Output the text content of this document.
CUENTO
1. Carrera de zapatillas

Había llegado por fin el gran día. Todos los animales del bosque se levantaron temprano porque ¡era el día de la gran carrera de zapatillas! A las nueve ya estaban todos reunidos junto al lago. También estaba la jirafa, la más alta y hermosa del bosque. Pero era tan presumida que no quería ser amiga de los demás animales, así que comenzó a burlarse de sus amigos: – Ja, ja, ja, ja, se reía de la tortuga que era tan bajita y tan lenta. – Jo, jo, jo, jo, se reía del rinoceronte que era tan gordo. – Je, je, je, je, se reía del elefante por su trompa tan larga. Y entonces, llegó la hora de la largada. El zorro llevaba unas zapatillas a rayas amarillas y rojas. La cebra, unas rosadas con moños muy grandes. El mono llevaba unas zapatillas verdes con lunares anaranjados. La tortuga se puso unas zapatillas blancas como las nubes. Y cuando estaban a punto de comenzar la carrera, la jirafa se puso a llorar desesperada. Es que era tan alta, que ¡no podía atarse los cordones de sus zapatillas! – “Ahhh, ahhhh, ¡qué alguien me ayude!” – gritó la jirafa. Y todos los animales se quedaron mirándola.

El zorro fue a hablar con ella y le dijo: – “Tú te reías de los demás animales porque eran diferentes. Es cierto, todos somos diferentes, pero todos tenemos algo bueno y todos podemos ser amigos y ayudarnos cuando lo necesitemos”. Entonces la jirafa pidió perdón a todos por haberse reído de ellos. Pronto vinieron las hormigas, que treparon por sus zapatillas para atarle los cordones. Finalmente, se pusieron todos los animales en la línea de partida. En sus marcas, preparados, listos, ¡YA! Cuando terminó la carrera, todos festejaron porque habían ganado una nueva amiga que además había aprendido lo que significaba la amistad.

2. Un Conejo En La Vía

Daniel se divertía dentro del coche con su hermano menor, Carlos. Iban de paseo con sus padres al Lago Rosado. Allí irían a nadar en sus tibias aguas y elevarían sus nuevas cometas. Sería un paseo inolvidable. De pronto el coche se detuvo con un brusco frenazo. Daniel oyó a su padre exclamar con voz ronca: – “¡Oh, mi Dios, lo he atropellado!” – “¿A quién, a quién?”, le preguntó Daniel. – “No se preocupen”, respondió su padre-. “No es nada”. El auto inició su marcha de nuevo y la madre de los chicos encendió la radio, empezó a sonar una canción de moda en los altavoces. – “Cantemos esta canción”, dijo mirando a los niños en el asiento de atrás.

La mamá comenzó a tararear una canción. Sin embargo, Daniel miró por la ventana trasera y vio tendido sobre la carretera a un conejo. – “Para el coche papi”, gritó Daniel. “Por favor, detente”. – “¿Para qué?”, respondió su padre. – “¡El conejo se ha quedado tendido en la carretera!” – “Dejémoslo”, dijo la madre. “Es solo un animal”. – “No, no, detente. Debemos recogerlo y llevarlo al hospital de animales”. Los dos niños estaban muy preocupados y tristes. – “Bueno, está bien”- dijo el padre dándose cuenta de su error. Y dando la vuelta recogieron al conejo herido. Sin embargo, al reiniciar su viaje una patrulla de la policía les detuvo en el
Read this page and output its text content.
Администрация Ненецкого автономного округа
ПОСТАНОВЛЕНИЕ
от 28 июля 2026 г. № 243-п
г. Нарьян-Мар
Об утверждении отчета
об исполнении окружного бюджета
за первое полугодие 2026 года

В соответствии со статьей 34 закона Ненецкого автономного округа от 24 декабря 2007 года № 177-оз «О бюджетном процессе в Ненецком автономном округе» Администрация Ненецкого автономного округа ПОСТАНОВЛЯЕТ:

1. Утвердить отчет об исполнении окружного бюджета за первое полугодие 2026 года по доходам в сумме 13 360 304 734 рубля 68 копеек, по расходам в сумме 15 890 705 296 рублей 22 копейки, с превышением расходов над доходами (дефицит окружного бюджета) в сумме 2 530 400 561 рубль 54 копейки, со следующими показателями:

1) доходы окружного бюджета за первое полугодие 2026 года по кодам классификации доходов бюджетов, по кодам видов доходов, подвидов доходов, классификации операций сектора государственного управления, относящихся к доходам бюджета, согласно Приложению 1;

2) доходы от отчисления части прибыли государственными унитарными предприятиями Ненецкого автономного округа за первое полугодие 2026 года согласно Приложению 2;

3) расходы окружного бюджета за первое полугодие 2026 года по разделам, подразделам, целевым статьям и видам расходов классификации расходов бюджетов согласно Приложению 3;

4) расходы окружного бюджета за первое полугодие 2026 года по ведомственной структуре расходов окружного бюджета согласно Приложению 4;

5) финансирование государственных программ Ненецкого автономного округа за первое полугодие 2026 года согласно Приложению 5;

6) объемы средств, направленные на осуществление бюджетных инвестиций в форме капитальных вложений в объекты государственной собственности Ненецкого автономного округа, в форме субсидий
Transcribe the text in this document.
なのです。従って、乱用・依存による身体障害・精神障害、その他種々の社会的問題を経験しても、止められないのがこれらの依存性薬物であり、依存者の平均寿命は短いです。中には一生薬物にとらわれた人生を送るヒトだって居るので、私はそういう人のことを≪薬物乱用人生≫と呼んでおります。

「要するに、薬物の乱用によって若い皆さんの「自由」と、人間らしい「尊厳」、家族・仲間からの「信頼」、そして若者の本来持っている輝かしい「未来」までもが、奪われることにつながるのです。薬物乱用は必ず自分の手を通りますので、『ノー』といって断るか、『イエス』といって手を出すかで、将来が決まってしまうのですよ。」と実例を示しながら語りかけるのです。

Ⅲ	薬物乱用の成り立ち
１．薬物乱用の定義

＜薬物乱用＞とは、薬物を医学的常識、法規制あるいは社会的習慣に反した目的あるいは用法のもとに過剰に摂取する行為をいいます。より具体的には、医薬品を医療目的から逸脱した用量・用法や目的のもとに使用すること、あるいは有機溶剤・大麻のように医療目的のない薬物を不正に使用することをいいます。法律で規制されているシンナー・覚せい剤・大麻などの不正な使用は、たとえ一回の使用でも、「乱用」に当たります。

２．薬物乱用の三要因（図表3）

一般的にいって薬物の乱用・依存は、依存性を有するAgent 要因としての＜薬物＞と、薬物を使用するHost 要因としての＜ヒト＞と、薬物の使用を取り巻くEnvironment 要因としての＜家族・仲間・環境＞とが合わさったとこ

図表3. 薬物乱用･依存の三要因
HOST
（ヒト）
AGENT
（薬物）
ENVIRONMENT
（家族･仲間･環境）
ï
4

★ ★ ★

_What is asked_.
Scan the entries above. Copy each line that has the string "автономного".

_Correct output_.
Администрация Ненецкого автономного округа
В соответствии со статьей 34 закона Ненецкого автономного округа от 24 декабря 2007 года № 177-оз «О бюджетном процессе в Ненецком автономном округе» Администрация Ненецкого автономного округа ПОСТАНОВЛЯЕТ:
2) доходы от отчисления части прибыли государственными унитарными предприятиями Ненецкого автономного округа за первое полугодие 2026 года согласно Приложению 2;
5) финансирование государственных программ Ненецкого автономного округа за первое полугодие 2026 года согласно Приложению 5;
6) объемы средств, направленные на осуществление бюджетных инвестиций в форме капитальных вложений в объекты государственной собственности Ненецкого автономного округа, в форме субсидий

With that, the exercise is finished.